▶ Lines of data:
§

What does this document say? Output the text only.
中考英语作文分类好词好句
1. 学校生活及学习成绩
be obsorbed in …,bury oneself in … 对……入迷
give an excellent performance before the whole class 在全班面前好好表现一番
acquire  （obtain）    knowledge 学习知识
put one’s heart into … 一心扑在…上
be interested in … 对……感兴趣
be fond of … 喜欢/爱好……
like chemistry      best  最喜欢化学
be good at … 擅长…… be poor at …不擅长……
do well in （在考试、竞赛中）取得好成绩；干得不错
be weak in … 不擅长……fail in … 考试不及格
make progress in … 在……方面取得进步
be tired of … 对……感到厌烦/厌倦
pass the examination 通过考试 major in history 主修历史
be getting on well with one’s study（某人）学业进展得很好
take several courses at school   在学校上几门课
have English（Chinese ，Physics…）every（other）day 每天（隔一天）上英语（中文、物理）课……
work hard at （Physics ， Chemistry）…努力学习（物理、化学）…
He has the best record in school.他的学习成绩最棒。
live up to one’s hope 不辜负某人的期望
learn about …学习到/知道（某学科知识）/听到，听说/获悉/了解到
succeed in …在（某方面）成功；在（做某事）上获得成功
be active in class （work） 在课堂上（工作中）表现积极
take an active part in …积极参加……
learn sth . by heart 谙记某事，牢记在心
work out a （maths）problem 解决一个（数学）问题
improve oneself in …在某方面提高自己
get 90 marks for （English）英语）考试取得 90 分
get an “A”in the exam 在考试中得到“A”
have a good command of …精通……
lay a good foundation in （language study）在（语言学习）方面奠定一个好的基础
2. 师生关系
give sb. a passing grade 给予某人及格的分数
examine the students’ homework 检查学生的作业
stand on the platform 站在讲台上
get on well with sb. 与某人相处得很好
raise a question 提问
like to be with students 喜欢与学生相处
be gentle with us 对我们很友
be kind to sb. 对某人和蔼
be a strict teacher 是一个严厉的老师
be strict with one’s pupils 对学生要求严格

§

▶ Requirements: Transcribe the data. Leave every line exactly as it is.

▶ Answer in full:
What does this document say? Output the text only.
中考英语作文分类好词好句
1. 学校生活及学习成绩
be obsorbed in …,bury oneself in … 对……入迷
give an excellent performance before the whole class 在全班面前好好表现一番
acquire  （obtain）    knowledge 学习知识
put one’s heart into … 一心扑在…上
be interested in … 对……感兴趣
be fond of … 喜欢/爱好……
like chemistry      best  最喜欢化学
be good at … 擅长…… be poor at …不擅长……
do well in （在考试、竞赛中）取得好成绩；干得不错
be weak in … 不擅长……fail in … 考试不及格
make progress in … 在……方面取得进步
be tired of … 对……感到厌烦/厌倦
pass the examination 通过考试 major in history 主修历史
be getting on well with one’s study（某人）学业进展得很好
take several courses at school   在学校上几门课
have English（Chinese ，Physics…）every（other）day 每天（隔一天）上英语（中文、物理）课……
work hard at （Physics ， Chemistry）…努力学习（物理、化学）…
He has the best record in school.他的学习成绩最棒。
live up to one’s hope 不辜负某人的期望
learn about …学习到/知道（某学科知识）/听到，听说/获悉/了解到
succeed in …在（某方面）成功；在（做某事）上获得成功
be active in class （work） 在课堂上（工作中）表现积极
take an active part in …积极参加……
learn sth . by heart 谙记某事，牢记在心
work out a （maths）problem 解决一个（数学）问题
improve oneself in …在某方面提高自己
get 90 marks for （English）英语）考试取得 90 分
get an “A”in the exam 在考试中得到“A”
have a good command of …精通……
lay a good foundation in （language study）在（语言学习）方面奠定一个好的基础
2. 师生关系
give sb. a passing grade 给予某人及格的分数
examine the students’ homework 检查学生的作业
stand on the platform 站在讲台上
get on well with sb. 与某人相处得很好
raise a question 提问
like to be with students 喜欢与学生相处
be gentle with us 对我们很友
be kind to sb. 对某人和蔼
be a strict teacher 是一个严厉的老师
be strict with one’s pupils 对学生要求严格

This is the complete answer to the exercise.